(Records about charts and figures)
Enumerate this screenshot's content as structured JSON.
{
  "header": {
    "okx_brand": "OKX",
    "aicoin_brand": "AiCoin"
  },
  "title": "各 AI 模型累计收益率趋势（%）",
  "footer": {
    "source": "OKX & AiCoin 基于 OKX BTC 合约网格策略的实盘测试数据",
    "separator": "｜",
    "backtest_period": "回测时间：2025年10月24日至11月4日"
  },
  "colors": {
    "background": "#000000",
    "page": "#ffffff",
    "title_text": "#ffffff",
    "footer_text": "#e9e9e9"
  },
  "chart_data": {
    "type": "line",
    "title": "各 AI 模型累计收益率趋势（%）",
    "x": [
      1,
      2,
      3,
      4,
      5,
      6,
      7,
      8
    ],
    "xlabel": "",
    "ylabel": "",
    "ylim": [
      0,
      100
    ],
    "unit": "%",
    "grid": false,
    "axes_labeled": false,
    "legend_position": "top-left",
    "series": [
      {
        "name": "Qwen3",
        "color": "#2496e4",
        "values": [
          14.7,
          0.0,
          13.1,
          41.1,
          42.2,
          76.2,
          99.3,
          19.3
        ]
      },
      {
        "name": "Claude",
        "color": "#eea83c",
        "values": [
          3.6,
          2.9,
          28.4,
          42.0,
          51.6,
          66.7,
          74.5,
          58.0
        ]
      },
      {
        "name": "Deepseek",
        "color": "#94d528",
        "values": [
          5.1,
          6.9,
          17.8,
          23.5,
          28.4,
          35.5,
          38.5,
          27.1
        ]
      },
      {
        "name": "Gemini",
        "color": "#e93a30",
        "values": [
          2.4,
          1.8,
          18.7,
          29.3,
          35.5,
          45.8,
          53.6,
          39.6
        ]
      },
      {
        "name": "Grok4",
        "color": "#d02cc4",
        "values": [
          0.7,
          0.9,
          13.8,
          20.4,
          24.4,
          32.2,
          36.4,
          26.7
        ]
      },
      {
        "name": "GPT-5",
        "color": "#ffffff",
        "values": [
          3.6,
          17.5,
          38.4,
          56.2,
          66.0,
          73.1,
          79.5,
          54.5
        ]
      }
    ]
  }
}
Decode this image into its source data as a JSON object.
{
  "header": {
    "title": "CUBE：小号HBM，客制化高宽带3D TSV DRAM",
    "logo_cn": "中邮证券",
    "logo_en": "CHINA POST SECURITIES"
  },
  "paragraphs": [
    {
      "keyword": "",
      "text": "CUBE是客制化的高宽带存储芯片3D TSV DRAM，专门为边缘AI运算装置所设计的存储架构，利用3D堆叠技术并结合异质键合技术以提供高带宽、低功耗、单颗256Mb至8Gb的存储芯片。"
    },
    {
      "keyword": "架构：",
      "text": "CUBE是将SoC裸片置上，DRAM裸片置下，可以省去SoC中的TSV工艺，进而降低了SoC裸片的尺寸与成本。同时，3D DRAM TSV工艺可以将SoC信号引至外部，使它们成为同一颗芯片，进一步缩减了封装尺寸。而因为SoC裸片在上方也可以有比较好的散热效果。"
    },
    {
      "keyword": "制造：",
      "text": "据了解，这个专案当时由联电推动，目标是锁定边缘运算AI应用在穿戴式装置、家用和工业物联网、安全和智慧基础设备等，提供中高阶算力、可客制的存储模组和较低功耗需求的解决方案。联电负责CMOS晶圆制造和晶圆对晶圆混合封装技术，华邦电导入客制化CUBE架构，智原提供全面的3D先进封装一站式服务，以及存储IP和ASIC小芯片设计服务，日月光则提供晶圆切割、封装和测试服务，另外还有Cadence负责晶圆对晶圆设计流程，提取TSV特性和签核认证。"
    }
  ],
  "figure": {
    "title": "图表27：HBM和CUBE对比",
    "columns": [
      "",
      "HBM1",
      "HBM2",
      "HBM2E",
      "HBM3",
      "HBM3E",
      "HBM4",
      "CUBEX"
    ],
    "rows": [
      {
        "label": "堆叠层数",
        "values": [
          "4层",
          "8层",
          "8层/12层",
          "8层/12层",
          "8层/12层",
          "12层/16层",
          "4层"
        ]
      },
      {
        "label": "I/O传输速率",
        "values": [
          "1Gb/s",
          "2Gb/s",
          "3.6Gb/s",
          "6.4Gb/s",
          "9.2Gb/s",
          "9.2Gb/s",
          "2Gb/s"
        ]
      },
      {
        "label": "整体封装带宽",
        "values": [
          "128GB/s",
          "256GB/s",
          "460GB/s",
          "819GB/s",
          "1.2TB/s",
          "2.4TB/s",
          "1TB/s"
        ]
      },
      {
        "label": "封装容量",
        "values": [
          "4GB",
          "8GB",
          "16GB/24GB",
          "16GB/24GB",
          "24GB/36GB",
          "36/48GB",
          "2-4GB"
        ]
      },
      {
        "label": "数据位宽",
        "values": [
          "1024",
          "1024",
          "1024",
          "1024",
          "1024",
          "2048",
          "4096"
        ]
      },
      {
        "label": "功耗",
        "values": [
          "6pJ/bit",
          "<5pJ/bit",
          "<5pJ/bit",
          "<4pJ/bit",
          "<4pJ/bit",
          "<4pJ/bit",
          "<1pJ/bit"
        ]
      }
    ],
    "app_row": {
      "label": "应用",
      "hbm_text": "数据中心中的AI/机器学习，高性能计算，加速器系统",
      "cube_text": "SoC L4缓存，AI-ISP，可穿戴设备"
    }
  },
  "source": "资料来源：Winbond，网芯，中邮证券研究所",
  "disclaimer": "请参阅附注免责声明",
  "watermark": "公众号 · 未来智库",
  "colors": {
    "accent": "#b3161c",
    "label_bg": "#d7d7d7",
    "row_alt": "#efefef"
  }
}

(Work to be completed) The listing above must be transcribed exactly, line by line.

(Written reply)
Enumerate this screenshot's content as structured JSON.
{
  "header": {
    "okx_brand": "OKX",
    "aicoin_brand": "AiCoin"
  },
  "title": "各 AI 模型累计收益率趋势（%）",
  "footer": {
    "source": "OKX & AiCoin 基于 OKX BTC 合约网格策略的实盘测试数据",
    "separator": "｜",
    "backtest_period": "回测时间：2025年10月24日至11月4日"
  },
  "colors": {
    "background": "#000000",
    "page": "#ffffff",
    "title_text": "#ffffff",
    "footer_text": "#e9e9e9"
  },
  "chart_data": {
    "type": "line",
    "title": "各 AI 模型累计收益率趋势（%）",
    "x": [
      1,
      2,
      3,
      4,
      5,
      6,
      7,
      8
    ],
    "xlabel": "",
    "ylabel": "",
    "ylim": [
      0,
      100
    ],
    "unit": "%",
    "grid": false,
    "axes_labeled": false,
    "legend_position": "top-left",
    "series": [
      {
        "name": "Qwen3",
        "color": "#2496e4",
        "values": [
          14.7,
          0.0,
          13.1,
          41.1,
          42.2,
          76.2,
          99.3,
          19.3
        ]
      },
      {
        "name": "Claude",
        "color": "#eea83c",
        "values": [
          3.6,
          2.9,
          28.4,
          42.0,
          51.6,
          66.7,
          74.5,
          58.0
        ]
      },
      {
        "name": "Deepseek",
        "color": "#94d528",
        "values": [
          5.1,
          6.9,
          17.8,
          23.5,
          28.4,
          35.5,
          38.5,
          27.1
        ]
      },
      {
        "name": "Gemini",
        "color": "#e93a30",
        "values": [
          2.4,
          1.8,
          18.7,
          29.3,
          35.5,
          45.8,
          53.6,
          39.6
        ]
      },
      {
        "name": "Grok4",
        "color": "#d02cc4",
        "values": [
          0.7,
          0.9,
          13.8,
          20.4,
          24.4,
          32.2,
          36.4,
          26.7
        ]
      },
      {
        "name": "GPT-5",
        "color": "#ffffff",
        "values": [
          3.6,
          17.5,
          38.4,
          56.2,
          66.0,
          73.1,
          79.5,
          54.5
        ]
      }
    ]
  }
}
Decode this image into its source data as a JSON object.
{
  "header": {
    "title": "CUBE：小号HBM，客制化高宽带3D TSV DRAM",
    "logo_cn": "中邮证券",
    "logo_en": "CHINA POST SECURITIES"
  },
  "paragraphs": [
    {
      "keyword": "",
      "text": "CUBE是客制化的高宽带存储芯片3D TSV DRAM，专门为边缘AI运算装置所设计的存储架构，利用3D堆叠技术并结合异质键合技术以提供高带宽、低功耗、单颗256Mb至8Gb的存储芯片。"
    },
    {
      "keyword": "架构：",
      "text": "CUBE是将SoC裸片置上，DRAM裸片置下，可以省去SoC中的TSV工艺，进而降低了SoC裸片的尺寸与成本。同时，3D DRAM TSV工艺可以将SoC信号引至外部，使它们成为同一颗芯片，进一步缩减了封装尺寸。而因为SoC裸片在上方也可以有比较好的散热效果。"
    },
    {
      "keyword": "制造：",
      "text": "据了解，这个专案当时由联电推动，目标是锁定边缘运算AI应用在穿戴式装置、家用和工业物联网、安全和智慧基础设备等，提供中高阶算力、可客制的存储模组和较低功耗需求的解决方案。联电负责CMOS晶圆制造和晶圆对晶圆混合封装技术，华邦电导入客制化CUBE架构，智原提供全面的3D先进封装一站式服务，以及存储IP和ASIC小芯片设计服务，日月光则提供晶圆切割、封装和测试服务，另外还有Cadence负责晶圆对晶圆设计流程，提取TSV特性和签核认证。"
    }
  ],
  "figure": {
    "title": "图表27：HBM和CUBE对比",
    "columns": [
      "",
      "HBM1",
      "HBM2",
      "HBM2E",
      "HBM3",
      "HBM3E",
      "HBM4",
      "CUBEX"
    ],
    "rows": [
      {
        "label": "堆叠层数",
        "values": [
          "4层",
          "8层",
          "8层/12层",
          "8层/12层",
          "8层/12层",
          "12层/16层",
          "4层"
        ]
      },
      {
        "label": "I/O传输速率",
        "values": [
          "1Gb/s",
          "2Gb/s",
          "3.6Gb/s",
          "6.4Gb/s",
          "9.2Gb/s",
          "9.2Gb/s",
          "2Gb/s"
        ]
      },
      {
        "label": "整体封装带宽",
        "values": [
          "128GB/s",
          "256GB/s",
          "460GB/s",
          "819GB/s",
          "1.2TB/s",
          "2.4TB/s",
          "1TB/s"
        ]
      },
      {
        "label": "封装容量",
        "values": [
          "4GB",
          "8GB",
          "16GB/24GB",
          "16GB/24GB",
          "24GB/36GB",
          "36/48GB",
          "2-4GB"
        ]
      },
      {
        "label": "数据位宽",
        "values": [
          "1024",
          "1024",
          "1024",
          "1024",
          "1024",
          "2048",
          "4096"
        ]
      },
      {
        "label": "功耗",
        "values": [
          "6pJ/bit",
          "<5pJ/bit",
          "<5pJ/bit",
          "<4pJ/bit",
          "<4pJ/bit",
          "<4pJ/bit",
          "<1pJ/bit"
        ]
      }
    ],
    "app_row": {
      "label": "应用",
      "hbm_text": "数据中心中的AI/机器学习，高性能计算，加速器系统",
      "cube_text": "SoC L4缓存，AI-ISP，可穿戴设备"
    }
  },
  "source": "资料来源：Winbond，网芯，中邮证券研究所",
  "disclaimer": "请参阅附注免责声明",
  "watermark": "公众号 · 未来智库",
  "colors": {
    "accent": "#b3161c",
    "label_bg": "#d7d7d7",
    "row_alt": "#efefef"
  }
}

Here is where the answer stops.